→ Short problem
From the data that follows, copy every line holding the string "xlabel".
╭──
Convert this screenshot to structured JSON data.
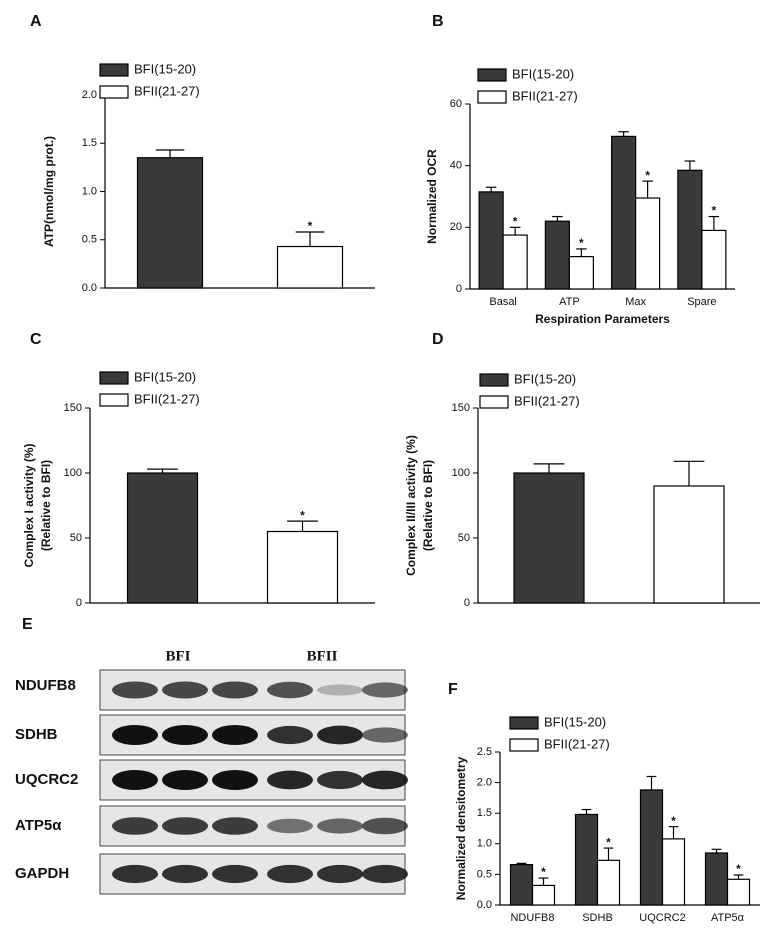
{
  "chart_data": [
    {
      "type": "bar",
      "panel": "A",
      "ylabel": [
        "ATP(nmol/mg prot.)"
      ],
      "categories": [
        null
      ],
      "series": [
        {
          "name": "BFI(15-20)",
          "color": "#3a3a3a",
          "values": [
            1.35
          ],
          "errors": [
            0.08
          ]
        },
        {
          "name": "BFII(21-27)",
          "color": "#ffffff",
          "values": [
            0.43
          ],
          "errors": [
            0.15
          ],
          "stars": [
            "*"
          ]
        }
      ],
      "ylim": [
        0,
        2.0
      ],
      "yticks": [
        {
          "value": 0,
          "label": "0.0"
        },
        0.5,
        {
          "value": 1,
          "label": "1.0"
        },
        1.5,
        {
          "value": 2,
          "label": "2.0"
        }
      ]
    },
    {
      "type": "bar",
      "panel": "B",
      "ylabel": [
        "Normalized OCR"
      ],
      "xlabel": "Respiration Parameters",
      "categories": [
        "Basal",
        "ATP",
        "Max",
        "Spare"
      ],
      "series": [
        {
          "name": "BFI(15-20)",
          "color": "#3a3a3a",
          "values": [
            31.5,
            22,
            49.5,
            38.5
          ],
          "errors": [
            1.5,
            1.5,
            1.5,
            3
          ]
        },
        {
          "name": "BFII(21-27)",
          "color": "#ffffff",
          "values": [
            17.5,
            10.5,
            29.5,
            19
          ],
          "errors": [
            2.5,
            2.5,
            5.5,
            4.5
          ],
          "stars": [
            "*",
            "*",
            "*",
            "*"
          ]
        }
      ],
      "ylim": [
        0,
        60
      ],
      "yticks": [
        0,
        20,
        40,
        60
      ]
    },
    {
      "type": "bar",
      "panel": "C",
      "ylabel": [
        "Complex I activity (%)",
        "(Relative to BFI)"
      ],
      "categories": [
        null
      ],
      "series": [
        {
          "name": "BFI(15-20)",
          "color": "#3a3a3a",
          "values": [
            100
          ],
          "errors": [
            3
          ]
        },
        {
          "name": "BFII(21-27)",
          "color": "#ffffff",
          "values": [
            55
          ],
          "errors": [
            8
          ],
          "stars": [
            "*"
          ]
        }
      ],
      "ylim": [
        0,
        150
      ],
      "yticks": [
        0,
        50,
        100,
        150
      ]
    },
    {
      "type": "bar",
      "panel": "D",
      "ylabel": [
        "Complex II/III activity (%)",
        "(Relative to BFI)"
      ],
      "categories": [
        null
      ],
      "series": [
        {
          "name": "BFI(15-20)",
          "color": "#3a3a3a",
          "values": [
            100
          ],
          "errors": [
            7
          ]
        },
        {
          "name": "BFII(21-27)",
          "color": "#ffffff",
          "values": [
            90
          ],
          "errors": [
            19
          ]
        }
      ],
      "ylim": [
        0,
        150
      ],
      "yticks": [
        0,
        50,
        100,
        150
      ]
    },
    {
      "type": "bar",
      "panel": "F",
      "ylabel": [
        "Normalized densitometry"
      ],
      "categories": [
        "NDUFB8",
        "SDHB",
        "UQCRC2",
        "ATP5α"
      ],
      "series": [
        {
          "name": "BFI(15-20)",
          "color": "#3a3a3a",
          "values": [
            0.66,
            1.48,
            1.88,
            0.85
          ],
          "errors": [
            0.02,
            0.08,
            0.22,
            0.06
          ]
        },
        {
          "name": "BFII(21-27)",
          "color": "#ffffff",
          "values": [
            0.32,
            0.73,
            1.08,
            0.42
          ],
          "errors": [
            0.12,
            0.2,
            0.2,
            0.07
          ],
          "stars": [
            "*",
            "*",
            "*",
            "*"
          ]
        }
      ],
      "ylim": [
        0,
        2.5
      ],
      "yticks": [
        {
          "value": 0,
          "label": "0.0"
        },
        0.5,
        {
          "value": 1,
          "label": "1.0"
        },
        1.5,
        {
          "value": 2,
          "label": "2.0"
        },
        2.5
      ]
    }
  ],
  "blot": {
    "panel": "E",
    "groups": [
      "BFI",
      "BFII"
    ],
    "rows": [
      "NDUFB8",
      "SDHB",
      "UQCRC2",
      "ATP5α",
      "GAPDH"
    ]
  }
}
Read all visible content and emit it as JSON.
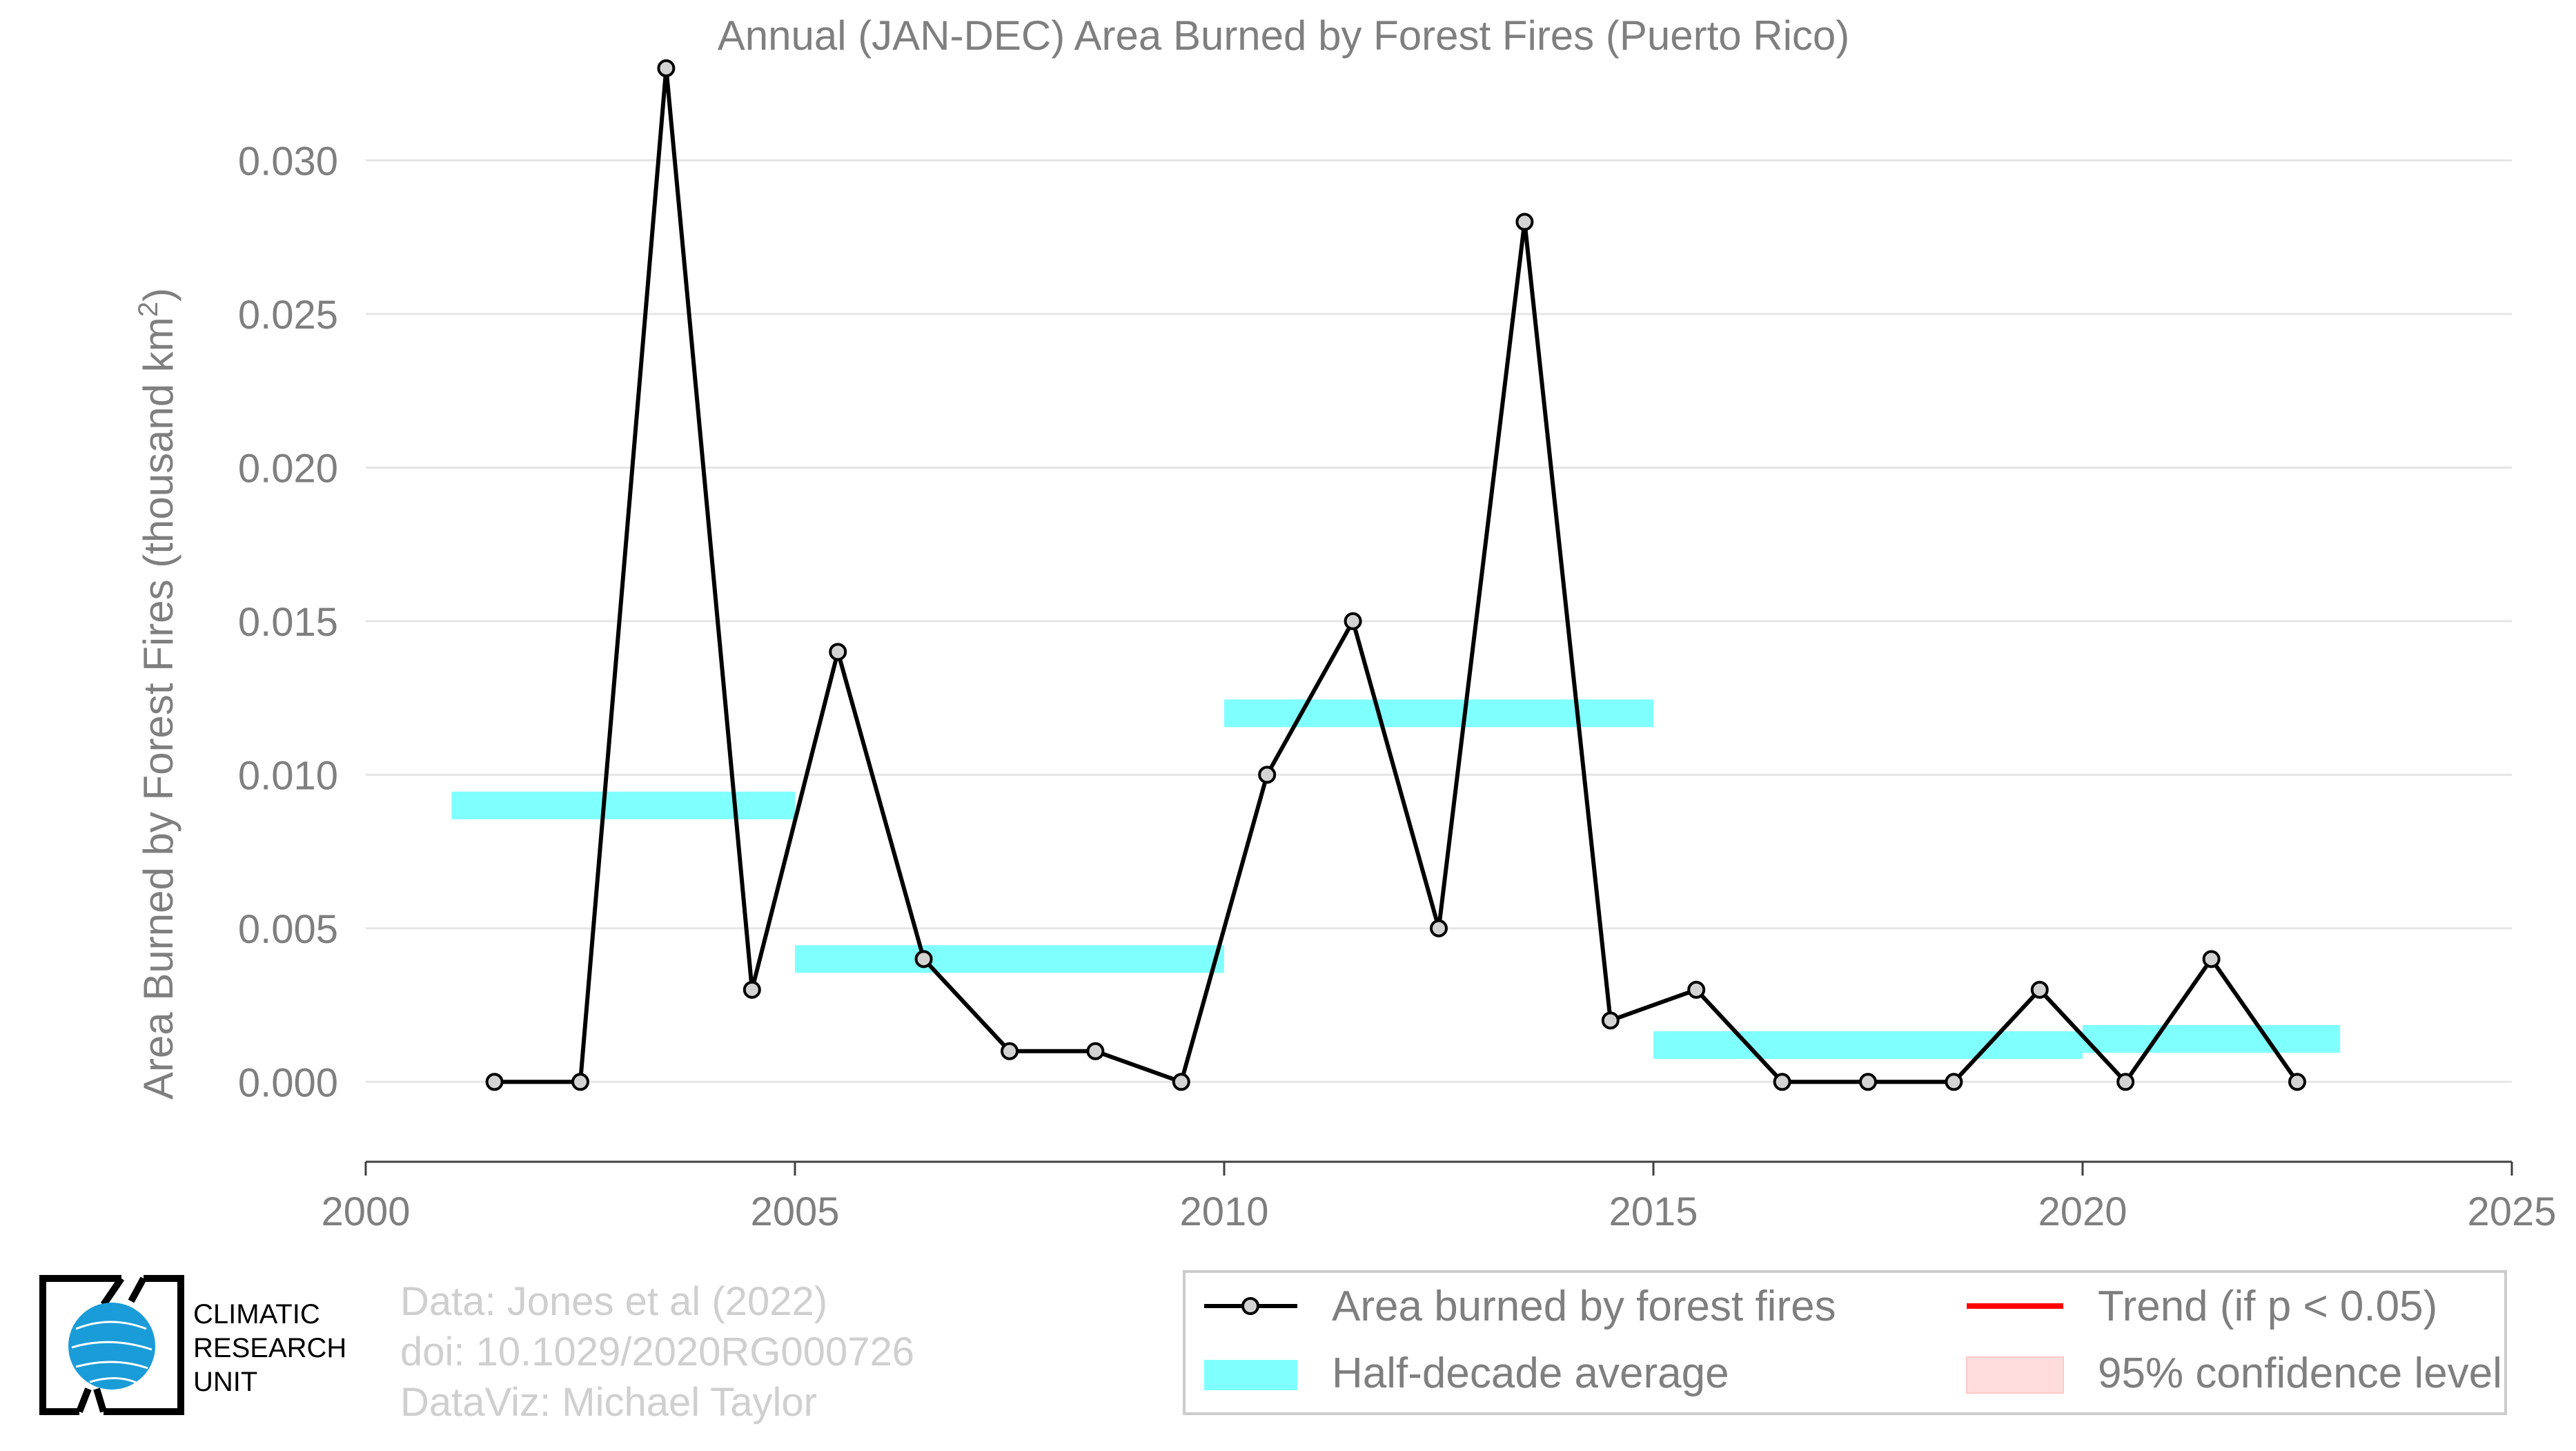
{
  "chart_data": {
    "type": "line",
    "title": "Annual (JAN-DEC) Area Burned by Forest Fires (Puerto Rico)",
    "xlabel": "",
    "ylabel": "Area Burned by Forest Fires (thousand km",
    "ylabel_superscript": "2",
    "ylabel_close": ")",
    "xlim": [
      2000,
      2025
    ],
    "ylim": [
      -0.0026,
      0.0332
    ],
    "x_ticks": [
      2000,
      2005,
      2010,
      2015,
      2020,
      2025
    ],
    "x_tick_labels": [
      "2000",
      "2005",
      "2010",
      "2015",
      "2020",
      "2025"
    ],
    "y_ticks": [
      0,
      0.005,
      0.01,
      0.015,
      0.02,
      0.025,
      0.03
    ],
    "y_tick_labels": [
      "0.000",
      "0.005",
      "0.010",
      "0.015",
      "0.020",
      "0.025",
      "0.030"
    ],
    "grid": "horizontal",
    "series": [
      {
        "name": "Area burned by forest fires",
        "color": "#000000",
        "marker_fill": "#d3d3d3",
        "x": [
          2001.5,
          2002.5,
          2003.5,
          2004.5,
          2005.5,
          2006.5,
          2007.5,
          2008.5,
          2009.5,
          2010.5,
          2011.5,
          2012.5,
          2013.5,
          2014.5,
          2015.5,
          2016.5,
          2017.5,
          2018.5,
          2019.5,
          2020.5,
          2021.5,
          2022.5
        ],
        "y": [
          0.0,
          0.0,
          0.033,
          0.003,
          0.014,
          0.004,
          0.001,
          0.001,
          0.0,
          0.01,
          0.015,
          0.005,
          0.028,
          0.002,
          0.003,
          0.0,
          0.0,
          0.0,
          0.003,
          0.0,
          0.004,
          0.0
        ]
      }
    ],
    "half_decade_average": {
      "name": "Half-decade average",
      "color": "#80ffff",
      "segments": [
        {
          "x_start": 2001,
          "x_end": 2005,
          "value": 0.009
        },
        {
          "x_start": 2005,
          "x_end": 2010,
          "value": 0.004
        },
        {
          "x_start": 2010,
          "x_end": 2015,
          "value": 0.012
        },
        {
          "x_start": 2015,
          "x_end": 2020,
          "value": 0.0012
        },
        {
          "x_start": 2020,
          "x_end": 2023,
          "value": 0.0014
        }
      ]
    },
    "legend": {
      "placement": "bottom-right",
      "entries": [
        {
          "label": "Area burned by forest fires",
          "kind": "line-marker",
          "color": "#000000"
        },
        {
          "label": "Trend (if p < 0.05)",
          "kind": "line",
          "color": "#ff0000"
        },
        {
          "label": "Half-decade average",
          "kind": "band",
          "color": "#80ffff"
        },
        {
          "label": "95% confidence level",
          "kind": "band",
          "color": "#ffdddd"
        }
      ]
    },
    "colors": {
      "text": "#7f7f7f",
      "credits": "#cfcfcf",
      "grid": "#e5e5e5",
      "axis": "#404040",
      "legend_border": "#cccccc"
    }
  },
  "credits": {
    "line1": "Data: Jones et al (2022)",
    "line2": "doi: 10.1029/2020RG000726",
    "line3": "DataViz: Michael Taylor"
  },
  "logo": {
    "line1": "CLIMATIC",
    "line2": "RESEARCH",
    "line3": "UNIT",
    "globe_color": "#1a9cd8"
  }
}
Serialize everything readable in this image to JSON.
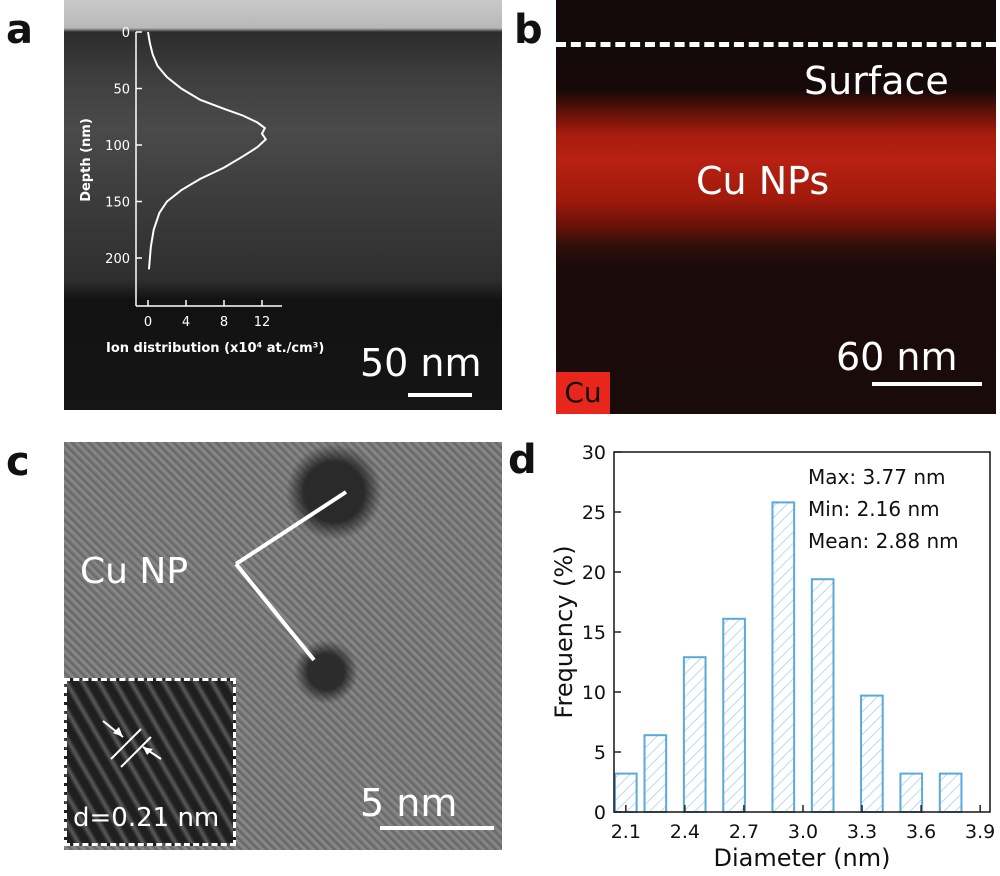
{
  "panels": {
    "a": {
      "letter": "a",
      "scale_text": "50 nm",
      "inset": {
        "ylabel": "Depth (nm)",
        "xlabel": "Ion distribution (x10⁴ at./cm³)",
        "yticks": [
          "0",
          "50",
          "100",
          "150",
          "200"
        ],
        "xticks": [
          "0",
          "4",
          "8",
          "12"
        ]
      }
    },
    "b": {
      "letter": "b",
      "surface_label": "Surface",
      "np_label": "Cu NPs",
      "element_tag": "Cu",
      "scale_text": "60 nm",
      "tag_color": "#e8261b"
    },
    "c": {
      "letter": "c",
      "np_label": "Cu NP",
      "inset_label": "d=0.21 nm",
      "scale_text": "5 nm"
    },
    "d": {
      "letter": "d"
    }
  },
  "chart_data": [
    {
      "type": "line",
      "panel": "a-inset",
      "xlabel": "Ion distribution (x10⁴ at./cm³)",
      "ylabel": "Depth (nm)",
      "xlim": [
        0,
        12
      ],
      "ylim": [
        0,
        210
      ],
      "y_inverted": true,
      "x": [
        0.0,
        0.2,
        0.5,
        1.0,
        2.0,
        3.5,
        5.5,
        8.0,
        10.0,
        11.5,
        12.3,
        12.0,
        12.4,
        11.5,
        10.0,
        8.0,
        5.5,
        3.5,
        2.0,
        1.2,
        0.6,
        0.3,
        0.1
      ],
      "y": [
        0,
        10,
        20,
        30,
        40,
        50,
        60,
        68,
        74,
        80,
        85,
        90,
        95,
        102,
        110,
        120,
        130,
        140,
        150,
        160,
        175,
        190,
        210
      ]
    },
    {
      "type": "bar",
      "panel": "d",
      "xlabel": "Diameter (nm)",
      "ylabel": "Frequency (%)",
      "xlim": [
        2.04,
        3.95
      ],
      "ylim": [
        0,
        30
      ],
      "xticks": [
        2.1,
        2.4,
        2.7,
        3.0,
        3.3,
        3.6,
        3.9
      ],
      "yticks": [
        0,
        5,
        10,
        15,
        20,
        25,
        30
      ],
      "bar_width": 0.1,
      "x": [
        2.15,
        2.3,
        2.45,
        2.6,
        2.75,
        2.9,
        3.05,
        3.2,
        3.35,
        3.5,
        3.65
      ],
      "values": [
        3.2,
        6.4,
        12.9,
        16.1,
        0,
        25.8,
        19.4,
        9.7,
        0,
        3.2,
        3.2
      ],
      "centers": [
        2.1,
        2.25,
        2.45,
        2.65,
        2.9,
        3.1,
        3.35,
        3.55,
        3.75
      ],
      "bars": [
        3.2,
        6.4,
        12.9,
        16.1,
        25.8,
        19.4,
        9.7,
        3.2,
        3.2
      ],
      "annotations": [
        "Max: 3.77 nm",
        "Min: 2.16 nm",
        "Mean: 2.88 nm"
      ],
      "bar_color": "#5aa9dc",
      "grid": false
    }
  ]
}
╰──
→ Expected answer
      "xlabel": "Respiration Parameters",
    "xlabel": "",
        "xlabel": "Ion distribution (x10⁴ at./cm³)",
      "xlabel": "Ion distribution (x10⁴ at./cm³)",
      "xlabel": "Diameter (nm)",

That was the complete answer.